_Task to carry out_
Copy, from the entries below, each line where the word "over" can be found.

### Information given ###

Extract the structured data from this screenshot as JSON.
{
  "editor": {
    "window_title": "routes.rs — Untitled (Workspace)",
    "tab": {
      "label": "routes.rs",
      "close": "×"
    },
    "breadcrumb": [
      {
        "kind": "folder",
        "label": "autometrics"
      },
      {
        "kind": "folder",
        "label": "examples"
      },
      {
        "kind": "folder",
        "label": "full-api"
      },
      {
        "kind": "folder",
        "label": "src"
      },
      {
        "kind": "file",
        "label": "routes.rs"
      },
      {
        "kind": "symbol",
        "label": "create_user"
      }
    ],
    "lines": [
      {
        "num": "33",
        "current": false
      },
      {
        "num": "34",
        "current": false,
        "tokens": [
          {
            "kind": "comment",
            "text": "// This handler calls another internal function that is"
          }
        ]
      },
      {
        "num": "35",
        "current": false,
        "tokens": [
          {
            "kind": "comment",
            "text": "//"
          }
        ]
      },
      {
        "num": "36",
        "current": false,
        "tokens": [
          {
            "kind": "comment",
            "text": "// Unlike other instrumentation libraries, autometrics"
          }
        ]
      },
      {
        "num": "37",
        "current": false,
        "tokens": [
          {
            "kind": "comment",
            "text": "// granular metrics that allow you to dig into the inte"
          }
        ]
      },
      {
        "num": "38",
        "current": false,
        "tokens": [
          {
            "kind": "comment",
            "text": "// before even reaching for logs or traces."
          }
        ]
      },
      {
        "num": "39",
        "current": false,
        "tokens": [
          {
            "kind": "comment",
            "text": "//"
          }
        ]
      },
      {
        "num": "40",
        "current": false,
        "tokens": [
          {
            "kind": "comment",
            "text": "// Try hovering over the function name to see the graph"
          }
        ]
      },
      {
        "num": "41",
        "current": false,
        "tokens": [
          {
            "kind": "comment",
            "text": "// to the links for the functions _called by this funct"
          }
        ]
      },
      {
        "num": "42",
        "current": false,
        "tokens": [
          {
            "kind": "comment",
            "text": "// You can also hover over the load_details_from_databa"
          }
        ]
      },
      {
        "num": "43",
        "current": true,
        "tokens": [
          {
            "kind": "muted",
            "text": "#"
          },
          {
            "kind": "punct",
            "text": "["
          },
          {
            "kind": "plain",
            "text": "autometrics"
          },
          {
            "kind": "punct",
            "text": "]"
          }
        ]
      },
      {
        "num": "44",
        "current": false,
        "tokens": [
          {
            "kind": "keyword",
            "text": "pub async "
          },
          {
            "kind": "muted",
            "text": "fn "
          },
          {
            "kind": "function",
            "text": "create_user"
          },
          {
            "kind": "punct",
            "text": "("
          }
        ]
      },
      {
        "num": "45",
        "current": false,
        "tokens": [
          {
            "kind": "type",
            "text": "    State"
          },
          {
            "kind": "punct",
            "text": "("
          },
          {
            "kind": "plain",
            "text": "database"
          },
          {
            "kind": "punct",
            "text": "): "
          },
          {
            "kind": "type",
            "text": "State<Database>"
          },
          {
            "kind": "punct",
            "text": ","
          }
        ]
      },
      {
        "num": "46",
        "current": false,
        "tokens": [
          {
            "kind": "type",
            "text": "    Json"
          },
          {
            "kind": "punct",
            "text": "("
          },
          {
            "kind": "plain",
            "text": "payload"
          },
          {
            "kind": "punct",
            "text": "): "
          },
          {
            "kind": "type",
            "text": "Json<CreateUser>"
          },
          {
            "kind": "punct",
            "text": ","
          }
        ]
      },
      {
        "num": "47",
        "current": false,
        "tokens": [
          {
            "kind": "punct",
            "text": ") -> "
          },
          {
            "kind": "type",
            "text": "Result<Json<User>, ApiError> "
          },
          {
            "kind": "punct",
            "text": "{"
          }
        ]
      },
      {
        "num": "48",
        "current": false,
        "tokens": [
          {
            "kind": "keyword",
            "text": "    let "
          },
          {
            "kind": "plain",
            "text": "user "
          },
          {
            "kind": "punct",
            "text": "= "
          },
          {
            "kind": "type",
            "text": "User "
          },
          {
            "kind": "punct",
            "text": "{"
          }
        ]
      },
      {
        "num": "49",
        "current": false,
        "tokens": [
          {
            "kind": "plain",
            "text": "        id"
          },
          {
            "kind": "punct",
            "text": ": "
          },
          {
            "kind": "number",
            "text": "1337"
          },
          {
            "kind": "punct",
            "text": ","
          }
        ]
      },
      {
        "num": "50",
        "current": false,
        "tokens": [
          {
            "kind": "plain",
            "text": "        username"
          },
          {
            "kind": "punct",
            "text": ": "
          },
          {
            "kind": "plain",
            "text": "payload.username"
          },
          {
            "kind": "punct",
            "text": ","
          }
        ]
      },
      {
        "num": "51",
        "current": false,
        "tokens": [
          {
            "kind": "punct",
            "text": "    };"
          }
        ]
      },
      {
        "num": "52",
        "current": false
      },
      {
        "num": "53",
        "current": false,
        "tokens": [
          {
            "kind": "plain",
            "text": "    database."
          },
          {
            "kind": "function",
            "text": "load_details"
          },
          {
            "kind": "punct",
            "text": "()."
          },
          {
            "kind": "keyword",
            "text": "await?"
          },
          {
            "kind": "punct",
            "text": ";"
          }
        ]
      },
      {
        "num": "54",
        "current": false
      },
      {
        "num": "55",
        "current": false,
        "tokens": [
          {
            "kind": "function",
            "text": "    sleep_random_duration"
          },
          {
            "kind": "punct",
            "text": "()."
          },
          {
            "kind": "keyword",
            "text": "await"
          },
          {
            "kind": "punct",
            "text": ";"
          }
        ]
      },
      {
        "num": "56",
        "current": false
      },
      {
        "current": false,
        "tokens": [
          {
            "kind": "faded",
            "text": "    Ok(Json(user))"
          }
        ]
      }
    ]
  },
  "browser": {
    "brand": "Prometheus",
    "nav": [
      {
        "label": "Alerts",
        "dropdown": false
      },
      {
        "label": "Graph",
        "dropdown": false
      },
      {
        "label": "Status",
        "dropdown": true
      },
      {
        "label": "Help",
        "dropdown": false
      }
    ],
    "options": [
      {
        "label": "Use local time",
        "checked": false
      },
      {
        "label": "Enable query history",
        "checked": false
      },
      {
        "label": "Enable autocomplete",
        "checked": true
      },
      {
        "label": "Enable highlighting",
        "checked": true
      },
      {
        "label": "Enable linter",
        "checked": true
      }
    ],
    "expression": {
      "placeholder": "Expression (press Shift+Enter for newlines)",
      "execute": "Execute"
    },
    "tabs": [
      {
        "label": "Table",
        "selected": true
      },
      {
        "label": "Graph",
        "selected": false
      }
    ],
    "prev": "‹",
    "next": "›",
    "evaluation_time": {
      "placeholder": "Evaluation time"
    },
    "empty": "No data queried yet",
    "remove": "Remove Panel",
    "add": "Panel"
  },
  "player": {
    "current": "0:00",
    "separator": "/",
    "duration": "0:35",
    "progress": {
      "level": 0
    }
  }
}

###

_Complete output_
            "text": "// Try hovering over the function name to see the graph"
            "text": "// You can also hover over the load_details_from_databa"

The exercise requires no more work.